+++ Data rows +++
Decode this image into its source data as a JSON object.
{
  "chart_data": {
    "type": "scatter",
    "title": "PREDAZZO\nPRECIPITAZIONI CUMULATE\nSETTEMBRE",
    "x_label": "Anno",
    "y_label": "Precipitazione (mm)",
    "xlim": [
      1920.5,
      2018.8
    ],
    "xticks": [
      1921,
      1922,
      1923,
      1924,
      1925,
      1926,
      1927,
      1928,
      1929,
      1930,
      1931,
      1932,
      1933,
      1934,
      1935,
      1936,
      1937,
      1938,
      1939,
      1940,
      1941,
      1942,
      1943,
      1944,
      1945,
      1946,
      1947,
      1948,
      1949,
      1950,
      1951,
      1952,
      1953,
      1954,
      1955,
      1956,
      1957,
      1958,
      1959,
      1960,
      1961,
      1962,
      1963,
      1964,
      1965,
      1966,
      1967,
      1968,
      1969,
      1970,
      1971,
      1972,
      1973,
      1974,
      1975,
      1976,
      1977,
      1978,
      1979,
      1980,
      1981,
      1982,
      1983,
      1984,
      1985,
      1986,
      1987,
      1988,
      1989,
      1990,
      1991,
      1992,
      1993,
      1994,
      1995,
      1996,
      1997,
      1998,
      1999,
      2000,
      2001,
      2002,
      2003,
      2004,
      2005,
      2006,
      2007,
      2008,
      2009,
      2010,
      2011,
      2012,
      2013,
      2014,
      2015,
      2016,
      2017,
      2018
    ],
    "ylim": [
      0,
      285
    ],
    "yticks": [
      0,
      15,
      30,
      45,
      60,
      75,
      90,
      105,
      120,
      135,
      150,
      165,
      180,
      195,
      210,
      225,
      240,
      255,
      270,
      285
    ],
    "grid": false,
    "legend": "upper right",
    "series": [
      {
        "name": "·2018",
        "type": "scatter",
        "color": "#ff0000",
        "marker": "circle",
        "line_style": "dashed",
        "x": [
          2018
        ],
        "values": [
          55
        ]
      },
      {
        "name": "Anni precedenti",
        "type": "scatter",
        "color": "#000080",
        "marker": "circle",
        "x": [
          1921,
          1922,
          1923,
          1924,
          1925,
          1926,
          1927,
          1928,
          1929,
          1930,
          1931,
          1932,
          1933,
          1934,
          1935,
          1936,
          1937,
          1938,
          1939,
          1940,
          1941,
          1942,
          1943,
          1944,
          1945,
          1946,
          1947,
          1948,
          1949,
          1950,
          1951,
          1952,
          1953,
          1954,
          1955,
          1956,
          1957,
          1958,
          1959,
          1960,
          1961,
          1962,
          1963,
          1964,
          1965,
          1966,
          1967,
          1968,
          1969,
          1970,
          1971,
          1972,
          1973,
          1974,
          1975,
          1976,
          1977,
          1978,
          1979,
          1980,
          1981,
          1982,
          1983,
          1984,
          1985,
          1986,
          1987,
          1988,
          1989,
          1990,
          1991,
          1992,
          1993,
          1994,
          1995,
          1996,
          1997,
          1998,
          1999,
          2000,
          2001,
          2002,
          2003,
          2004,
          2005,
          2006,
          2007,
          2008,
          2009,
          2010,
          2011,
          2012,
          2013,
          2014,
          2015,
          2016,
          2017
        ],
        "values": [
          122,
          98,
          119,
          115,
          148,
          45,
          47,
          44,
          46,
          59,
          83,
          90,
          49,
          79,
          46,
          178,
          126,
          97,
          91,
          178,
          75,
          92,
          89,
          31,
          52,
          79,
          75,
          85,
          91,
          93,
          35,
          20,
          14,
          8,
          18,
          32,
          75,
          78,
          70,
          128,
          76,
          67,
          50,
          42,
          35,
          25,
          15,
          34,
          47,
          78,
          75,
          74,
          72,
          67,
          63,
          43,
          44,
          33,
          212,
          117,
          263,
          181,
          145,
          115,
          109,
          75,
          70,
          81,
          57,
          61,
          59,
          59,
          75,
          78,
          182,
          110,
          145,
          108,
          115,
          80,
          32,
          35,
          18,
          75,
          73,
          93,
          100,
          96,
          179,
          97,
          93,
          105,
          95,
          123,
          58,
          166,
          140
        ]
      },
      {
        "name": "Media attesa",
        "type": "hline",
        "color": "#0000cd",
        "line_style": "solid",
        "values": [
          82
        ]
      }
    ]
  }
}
+++
• _Objective_
Transcribe each entry precisely, missing none.

• _Correct answer_
Decode this image into its source data as a JSON object.
{
  "chart_data": {
    "type": "scatter",
    "title": "PREDAZZO\nPRECIPITAZIONI CUMULATE\nSETTEMBRE",
    "x_label": "Anno",
    "y_label": "Precipitazione (mm)",
    "xlim": [
      1920.5,
      2018.8
    ],
    "xticks": [
      1921,
      1922,
      1923,
      1924,
      1925,
      1926,
      1927,
      1928,
      1929,
      1930,
      1931,
      1932,
      1933,
      1934,
      1935,
      1936,
      1937,
      1938,
      1939,
      1940,
      1941,
      1942,
      1943,
      1944,
      1945,
      1946,
      1947,
      1948,
      1949,
      1950,
      1951,
      1952,
      1953,
      1954,
      1955,
      1956,
      1957,
      1958,
      1959,
      1960,
      1961,
      1962,
      1963,
      1964,
      1965,
      1966,
      1967,
      1968,
      1969,
      1970,
      1971,
      1972,
      1973,
      1974,
      1975,
      1976,
      1977,
      1978,
      1979,
      1980,
      1981,
      1982,
      1983,
      1984,
      1985,
      1986,
      1987,
      1988,
      1989,
      1990,
      1991,
      1992,
      1993,
      1994,
      1995,
      1996,
      1997,
      1998,
      1999,
      2000,
      2001,
      2002,
      2003,
      2004,
      2005,
      2006,
      2007,
      2008,
      2009,
      2010,
      2011,
      2012,
      2013,
      2014,
      2015,
      2016,
      2017,
      2018
    ],
    "ylim": [
      0,
      285
    ],
    "yticks": [
      0,
      15,
      30,
      45,
      60,
      75,
      90,
      105,
      120,
      135,
      150,
      165,
      180,
      195,
      210,
      225,
      240,
      255,
      270,
      285
    ],
    "grid": false,
    "legend": "upper right",
    "series": [
      {
        "name": "·2018",
        "type": "scatter",
        "color": "#ff0000",
        "marker": "circle",
        "line_style": "dashed",
        "x": [
          2018
        ],
        "values": [
          55
        ]
      },
      {
        "name": "Anni precedenti",
        "type": "scatter",
        "color": "#000080",
        "marker": "circle",
        "x": [
          1921,
          1922,
          1923,
          1924,
          1925,
          1926,
          1927,
          1928,
          1929,
          1930,
          1931,
          1932,
          1933,
          1934,
          1935,
          1936,
          1937,
          1938,
          1939,
          1940,
          1941,
          1942,
          1943,
          1944,
          1945,
          1946,
          1947,
          1948,
          1949,
          1950,
          1951,
          1952,
          1953,
          1954,
          1955,
          1956,
          1957,
          1958,
          1959,
          1960,
          1961,
          1962,
          1963,
          1964,
          1965,
          1966,
          1967,
          1968,
          1969,
          1970,
          1971,
          1972,
          1973,
          1974,
          1975,
          1976,
          1977,
          1978,
          1979,
          1980,
          1981,
          1982,
          1983,
          1984,
          1985,
          1986,
          1987,
          1988,
          1989,
          1990,
          1991,
          1992,
          1993,
          1994,
          1995,
          1996,
          1997,
          1998,
          1999,
          2000,
          2001,
          2002,
          2003,
          2004,
          2005,
          2006,
          2007,
          2008,
          2009,
          2010,
          2011,
          2012,
          2013,
          2014,
          2015,
          2016,
          2017
        ],
        "values": [
          122,
          98,
          119,
          115,
          148,
          45,
          47,
          44,
          46,
          59,
          83,
          90,
          49,
          79,
          46,
          178,
          126,
          97,
          91,
          178,
          75,
          92,
          89,
          31,
          52,
          79,
          75,
          85,
          91,
          93,
          35,
          20,
          14,
          8,
          18,
          32,
          75,
          78,
          70,
          128,
          76,
          67,
          50,
          42,
          35,
          25,
          15,
          34,
          47,
          78,
          75,
          74,
          72,
          67,
          63,
          43,
          44,
          33,
          212,
          117,
          263,
          181,
          145,
          115,
          109,
          75,
          70,
          81,
          57,
          61,
          59,
          59,
          75,
          78,
          182,
          110,
          145,
          108,
          115,
          80,
          32,
          35,
          18,
          75,
          73,
          93,
          100,
          96,
          179,
          97,
          93,
          105,
          95,
          123,
          58,
          166,
          140
        ]
      },
      {
        "name": "Media attesa",
        "type": "hline",
        "color": "#0000cd",
        "line_style": "solid",
        "values": [
          82
        ]
      }
    ]
  }
}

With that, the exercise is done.